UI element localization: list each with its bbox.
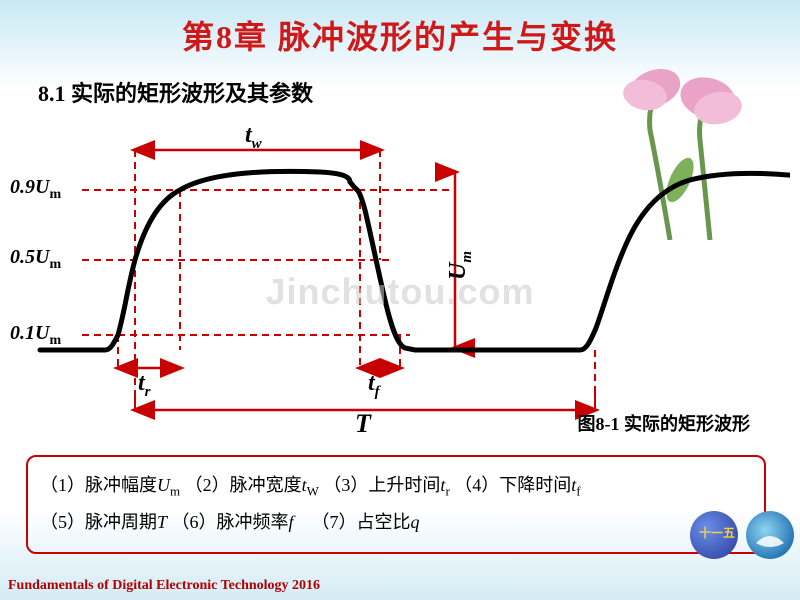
waveform-diagram: 0.9Um 0.5Um 0.1Um [10,110,790,440]
legend-row-2: （5）脉冲周期T （6）脉冲频率f （7）占空比q [40,504,752,542]
waveform-svg: tw tr tf T Um [10,110,790,440]
svg-text:tf: tf [368,370,382,400]
logos: 十一五 [686,511,794,564]
svg-text:tw: tw [245,122,263,152]
chapter-title: 第8章 脉冲波形的产生与变换 [0,0,800,58]
legend-row-1: （1）脉冲幅度Um （2）脉冲宽度tW （3）上升时间tr （4）下降时间tf [40,467,752,505]
footer-text: Fundamentals of Digital Electronic Techn… [8,578,320,594]
svg-text:Um: Um [445,251,475,280]
logo-1-icon: 十一五 [690,511,738,559]
y-label-01: 0.1Um [10,322,61,349]
legend-box: （1）脉冲幅度Um （2）脉冲宽度tW （3）上升时间tr （4）下降时间tf … [26,455,766,554]
y-label-05: 0.5Um [10,246,61,273]
svg-text:T: T [355,409,372,438]
logo-2-icon [746,511,794,559]
pulse-curve-2 [540,173,790,350]
svg-text:tr: tr [138,370,151,400]
section-title: 8.1 实际的矩形波形及其参数 [0,58,800,108]
y-label-09: 0.9Um [10,176,61,203]
figure-caption: 图8-1 实际的矩形波形 [578,410,751,436]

——————

▸ Work instructions
Reproduce the data above, changing every "svg-text" to "svg-label" and keeping everything else identical. Leave out the pictures.

▸ Reply
UI element localization: list each with its bbox.
waveform-diagram: 0.9Um 0.5Um 0.1Um [10,110,790,440]
legend-row-2: （5）脉冲周期T （6）脉冲频率f （7）占空比q [40,504,752,542]
waveform-svg: tw tr tf T Um [10,110,790,440]
svg-label:tf: tf [368,370,382,400]
logos: 十一五 [686,511,794,564]
svg-label:tw: tw [245,122,263,152]
chapter-title: 第8章 脉冲波形的产生与变换 [0,0,800,58]
legend-row-1: （1）脉冲幅度Um （2）脉冲宽度tW （3）上升时间tr （4）下降时间tf [40,467,752,505]
footer-text: Fundamentals of Digital Electronic Techn… [8,578,320,594]
svg-label:Um: Um [445,251,475,280]
logo-1-icon: 十一五 [690,511,738,559]
y-label-01: 0.1Um [10,322,61,349]
legend-box: （1）脉冲幅度Um （2）脉冲宽度tW （3）上升时间tr （4）下降时间tf … [26,455,766,554]
y-label-05: 0.5Um [10,246,61,273]
svg-label:T: T [355,409,372,438]
logo-2-icon [746,511,794,559]
pulse-curve-2 [540,173,790,350]
svg-label:tr: tr [138,370,151,400]
section-title: 8.1 实际的矩形波形及其参数 [0,58,800,108]
y-label-09: 0.9Um [10,176,61,203]
figure-caption: 图8-1 实际的矩形波形 [578,410,751,436]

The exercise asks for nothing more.